| SHORT PROBLEM |
The data must be written out once more, precisely as given.

| PROVIDED MATERIAL |
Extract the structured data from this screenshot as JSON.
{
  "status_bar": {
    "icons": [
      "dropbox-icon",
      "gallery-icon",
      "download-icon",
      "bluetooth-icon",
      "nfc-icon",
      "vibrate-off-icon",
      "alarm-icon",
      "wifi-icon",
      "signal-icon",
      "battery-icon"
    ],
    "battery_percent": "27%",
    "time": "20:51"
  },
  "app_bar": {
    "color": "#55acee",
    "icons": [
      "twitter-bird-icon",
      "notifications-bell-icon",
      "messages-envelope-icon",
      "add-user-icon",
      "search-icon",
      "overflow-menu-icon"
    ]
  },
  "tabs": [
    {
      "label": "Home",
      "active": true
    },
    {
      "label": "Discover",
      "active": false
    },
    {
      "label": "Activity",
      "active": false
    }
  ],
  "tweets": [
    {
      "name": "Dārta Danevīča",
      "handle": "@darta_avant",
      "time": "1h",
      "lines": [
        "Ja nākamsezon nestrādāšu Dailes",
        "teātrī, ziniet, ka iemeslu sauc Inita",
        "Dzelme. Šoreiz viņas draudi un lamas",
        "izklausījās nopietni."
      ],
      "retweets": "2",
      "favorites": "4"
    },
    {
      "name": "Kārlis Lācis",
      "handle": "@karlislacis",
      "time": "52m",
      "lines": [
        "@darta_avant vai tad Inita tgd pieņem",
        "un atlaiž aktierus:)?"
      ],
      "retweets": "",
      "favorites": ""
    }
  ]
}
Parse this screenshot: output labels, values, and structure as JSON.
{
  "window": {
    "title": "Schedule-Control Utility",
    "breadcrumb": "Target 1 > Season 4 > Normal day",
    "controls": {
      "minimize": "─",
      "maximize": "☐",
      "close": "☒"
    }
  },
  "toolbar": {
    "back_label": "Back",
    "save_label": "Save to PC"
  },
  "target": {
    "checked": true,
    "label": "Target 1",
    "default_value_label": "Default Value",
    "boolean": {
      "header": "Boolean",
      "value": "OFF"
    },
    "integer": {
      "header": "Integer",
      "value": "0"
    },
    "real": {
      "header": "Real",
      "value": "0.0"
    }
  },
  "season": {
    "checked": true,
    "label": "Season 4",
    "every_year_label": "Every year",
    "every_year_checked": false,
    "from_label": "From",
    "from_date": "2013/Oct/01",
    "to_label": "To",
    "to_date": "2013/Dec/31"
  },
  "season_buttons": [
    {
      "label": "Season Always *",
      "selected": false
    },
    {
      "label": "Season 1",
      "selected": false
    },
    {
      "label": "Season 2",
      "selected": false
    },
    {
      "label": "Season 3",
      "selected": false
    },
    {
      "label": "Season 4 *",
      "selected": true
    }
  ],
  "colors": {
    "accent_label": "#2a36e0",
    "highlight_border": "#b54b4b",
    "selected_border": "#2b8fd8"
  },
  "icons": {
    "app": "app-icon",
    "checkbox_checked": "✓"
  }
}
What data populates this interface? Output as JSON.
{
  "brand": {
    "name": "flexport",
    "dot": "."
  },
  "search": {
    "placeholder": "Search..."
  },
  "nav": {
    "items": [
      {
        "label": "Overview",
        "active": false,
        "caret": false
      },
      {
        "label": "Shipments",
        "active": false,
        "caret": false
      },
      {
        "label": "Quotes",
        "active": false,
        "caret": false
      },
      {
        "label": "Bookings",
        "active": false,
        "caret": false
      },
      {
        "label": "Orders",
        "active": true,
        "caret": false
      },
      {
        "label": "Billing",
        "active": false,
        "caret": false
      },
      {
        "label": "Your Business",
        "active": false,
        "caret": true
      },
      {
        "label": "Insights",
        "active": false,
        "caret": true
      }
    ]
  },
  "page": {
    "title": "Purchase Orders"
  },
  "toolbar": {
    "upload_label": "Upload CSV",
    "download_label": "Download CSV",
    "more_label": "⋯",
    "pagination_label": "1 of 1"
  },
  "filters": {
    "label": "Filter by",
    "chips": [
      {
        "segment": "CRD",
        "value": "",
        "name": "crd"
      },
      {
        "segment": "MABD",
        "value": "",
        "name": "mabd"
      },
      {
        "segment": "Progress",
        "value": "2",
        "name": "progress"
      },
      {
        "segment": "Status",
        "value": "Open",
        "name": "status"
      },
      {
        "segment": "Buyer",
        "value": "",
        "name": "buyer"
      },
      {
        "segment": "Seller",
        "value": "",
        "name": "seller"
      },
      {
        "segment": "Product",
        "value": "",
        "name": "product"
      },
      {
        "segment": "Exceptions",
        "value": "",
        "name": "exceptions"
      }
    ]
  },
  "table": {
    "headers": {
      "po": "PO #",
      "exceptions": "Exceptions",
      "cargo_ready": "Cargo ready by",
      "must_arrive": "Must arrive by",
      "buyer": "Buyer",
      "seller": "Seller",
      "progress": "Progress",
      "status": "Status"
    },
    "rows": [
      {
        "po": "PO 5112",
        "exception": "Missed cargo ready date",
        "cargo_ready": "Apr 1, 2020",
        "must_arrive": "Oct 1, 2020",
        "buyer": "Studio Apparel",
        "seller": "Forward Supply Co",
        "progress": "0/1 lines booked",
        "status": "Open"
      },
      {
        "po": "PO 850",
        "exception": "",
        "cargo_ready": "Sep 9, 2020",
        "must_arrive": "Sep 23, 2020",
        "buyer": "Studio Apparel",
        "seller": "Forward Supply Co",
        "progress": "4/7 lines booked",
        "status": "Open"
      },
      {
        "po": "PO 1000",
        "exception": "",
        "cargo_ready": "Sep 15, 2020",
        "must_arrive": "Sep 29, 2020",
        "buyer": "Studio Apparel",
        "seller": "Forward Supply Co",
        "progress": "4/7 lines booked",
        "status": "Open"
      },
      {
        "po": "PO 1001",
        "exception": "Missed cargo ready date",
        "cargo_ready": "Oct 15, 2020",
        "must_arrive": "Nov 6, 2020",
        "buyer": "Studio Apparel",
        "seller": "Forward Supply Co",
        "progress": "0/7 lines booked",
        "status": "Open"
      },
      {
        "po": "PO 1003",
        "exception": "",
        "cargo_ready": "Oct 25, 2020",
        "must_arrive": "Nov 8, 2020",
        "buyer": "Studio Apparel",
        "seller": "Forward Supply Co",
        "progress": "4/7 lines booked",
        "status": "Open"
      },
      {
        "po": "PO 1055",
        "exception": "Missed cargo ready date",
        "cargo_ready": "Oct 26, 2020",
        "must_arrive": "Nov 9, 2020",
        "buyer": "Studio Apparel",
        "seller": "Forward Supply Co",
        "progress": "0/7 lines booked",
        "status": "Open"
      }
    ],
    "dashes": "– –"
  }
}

| WRITTEN ANSWER |
Extract the structured data from this screenshot as JSON.
{
  "status_bar": {
    "icons": [
      "dropbox-icon",
      "gallery-icon",
      "download-icon",
      "bluetooth-icon",
      "nfc-icon",
      "vibrate-off-icon",
      "alarm-icon",
      "wifi-icon",
      "signal-icon",
      "battery-icon"
    ],
    "battery_percent": "27%",
    "time": "20:51"
  },
  "app_bar": {
    "color": "#55acee",
    "icons": [
      "twitter-bird-icon",
      "notifications-bell-icon",
      "messages-envelope-icon",
      "add-user-icon",
      "search-icon",
      "overflow-menu-icon"
    ]
  },
  "tabs": [
    {
      "label": "Home",
      "active": true
    },
    {
      "label": "Discover",
      "active": false
    },
    {
      "label": "Activity",
      "active": false
    }
  ],
  "tweets": [
    {
      "name": "Dārta Danevīča",
      "handle": "@darta_avant",
      "time": "1h",
      "lines": [
        "Ja nākamsezon nestrādāšu Dailes",
        "teātrī, ziniet, ka iemeslu sauc Inita",
        "Dzelme. Šoreiz viņas draudi un lamas",
        "izklausījās nopietni."
      ],
      "retweets": "2",
      "favorites": "4"
    },
    {
      "name": "Kārlis Lācis",
      "handle": "@karlislacis",
      "time": "52m",
      "lines": [
        "@darta_avant vai tad Inita tgd pieņem",
        "un atlaiž aktierus:)?"
      ],
      "retweets": "",
      "favorites": ""
    }
  ]
}
Parse this screenshot: output labels, values, and structure as JSON.
{
  "window": {
    "title": "Schedule-Control Utility",
    "breadcrumb": "Target 1 > Season 4 > Normal day",
    "controls": {
      "minimize": "─",
      "maximize": "☐",
      "close": "☒"
    }
  },
  "toolbar": {
    "back_label": "Back",
    "save_label": "Save to PC"
  },
  "target": {
    "checked": true,
    "label": "Target 1",
    "default_value_label": "Default Value",
    "boolean": {
      "header": "Boolean",
      "value": "OFF"
    },
    "integer": {
      "header": "Integer",
      "value": "0"
    },
    "real": {
      "header": "Real",
      "value": "0.0"
    }
  },
  "season": {
    "checked": true,
    "label": "Season 4",
    "every_year_label": "Every year",
    "every_year_checked": false,
    "from_label": "From",
    "from_date": "2013/Oct/01",
    "to_label": "To",
    "to_date": "2013/Dec/31"
  },
  "season_buttons": [
    {
      "label": "Season Always *",
      "selected": false
    },
    {
      "label": "Season 1",
      "selected": false
    },
    {
      "label": "Season 2",
      "selected": false
    },
    {
      "label": "Season 3",
      "selected": false
    },
    {
      "label": "Season 4 *",
      "selected": true
    }
  ],
  "colors": {
    "accent_label": "#2a36e0",
    "highlight_border": "#b54b4b",
    "selected_border": "#2b8fd8"
  },
  "icons": {
    "app": "app-icon",
    "checkbox_checked": "✓"
  }
}
What data populates this interface? Output as JSON.
{
  "brand": {
    "name": "flexport",
    "dot": "."
  },
  "search": {
    "placeholder": "Search..."
  },
  "nav": {
    "items": [
      {
        "label": "Overview",
        "active": false,
        "caret": false
      },
      {
        "label": "Shipments",
        "active": false,
        "caret": false
      },
      {
        "label": "Quotes",
        "active": false,
        "caret": false
      },
      {
        "label": "Bookings",
        "active": false,
        "caret": false
      },
      {
        "label": "Orders",
        "active": true,
        "caret": false
      },
      {
        "label": "Billing",
        "active": false,
        "caret": false
      },
      {
        "label": "Your Business",
        "active": false,
        "caret": true
      },
      {
        "label": "Insights",
        "active": false,
        "caret": true
      }
    ]
  },
  "page": {
    "title": "Purchase Orders"
  },
  "toolbar": {
    "upload_label": "Upload CSV",
    "download_label": "Download CSV",
    "more_label": "⋯",
    "pagination_label": "1 of 1"
  },
  "filters": {
    "label": "Filter by",
    "chips": [
      {
        "segment": "CRD",
        "value": "",
        "name": "crd"
      },
      {
        "segment": "MABD",
        "value": "",
        "name": "mabd"
      },
      {
        "segment": "Progress",
        "value": "2",
        "name": "progress"
      },
      {
        "segment": "Status",
        "value": "Open",
        "name": "status"
      },
      {
        "segment": "Buyer",
        "value": "",
        "name": "buyer"
      },
      {
        "segment": "Seller",
        "value": "",
        "name": "seller"
      },
      {
        "segment": "Product",
        "value": "",
        "name": "product"
      },
      {
        "segment": "Exceptions",
        "value": "",
        "name": "exceptions"
      }
    ]
  },
  "table": {
    "headers": {
      "po": "PO #",
      "exceptions": "Exceptions",
      "cargo_ready": "Cargo ready by",
      "must_arrive": "Must arrive by",
      "buyer": "Buyer",
      "seller": "Seller",
      "progress": "Progress",
      "status": "Status"
    },
    "rows": [
      {
        "po": "PO 5112",
        "exception": "Missed cargo ready date",
        "cargo_ready": "Apr 1, 2020",
        "must_arrive": "Oct 1, 2020",
        "buyer": "Studio Apparel",
        "seller": "Forward Supply Co",
        "progress": "0/1 lines booked",
        "status": "Open"
      },
      {
        "po": "PO 850",
        "exception": "",
        "cargo_ready": "Sep 9, 2020",
        "must_arrive": "Sep 23, 2020",
        "buyer": "Studio Apparel",
        "seller": "Forward Supply Co",
        "progress": "4/7 lines booked",
        "status": "Open"
      },
      {
        "po": "PO 1000",
        "exception": "",
        "cargo_ready": "Sep 15, 2020",
        "must_arrive": "Sep 29, 2020",
        "buyer": "Studio Apparel",
        "seller": "Forward Supply Co",
        "progress": "4/7 lines booked",
        "status": "Open"
      },
      {
        "po": "PO 1001",
        "exception": "Missed cargo ready date",
        "cargo_ready": "Oct 15, 2020",
        "must_arrive": "Nov 6, 2020",
        "buyer": "Studio Apparel",
        "seller": "Forward Supply Co",
        "progress": "0/7 lines booked",
        "status": "Open"
      },
      {
        "po": "PO 1003",
        "exception": "",
        "cargo_ready": "Oct 25, 2020",
        "must_arrive": "Nov 8, 2020",
        "buyer": "Studio Apparel",
        "seller": "Forward Supply Co",
        "progress": "4/7 lines booked",
        "status": "Open"
      },
      {
        "po": "PO 1055",
        "exception": "Missed cargo ready date",
        "cargo_ready": "Oct 26, 2020",
        "must_arrive": "Nov 9, 2020",
        "buyer": "Studio Apparel",
        "seller": "Forward Supply Co",
        "progress": "0/7 lines booked",
        "status": "Open"
      }
    ],
    "dashes": "– –"
  }
}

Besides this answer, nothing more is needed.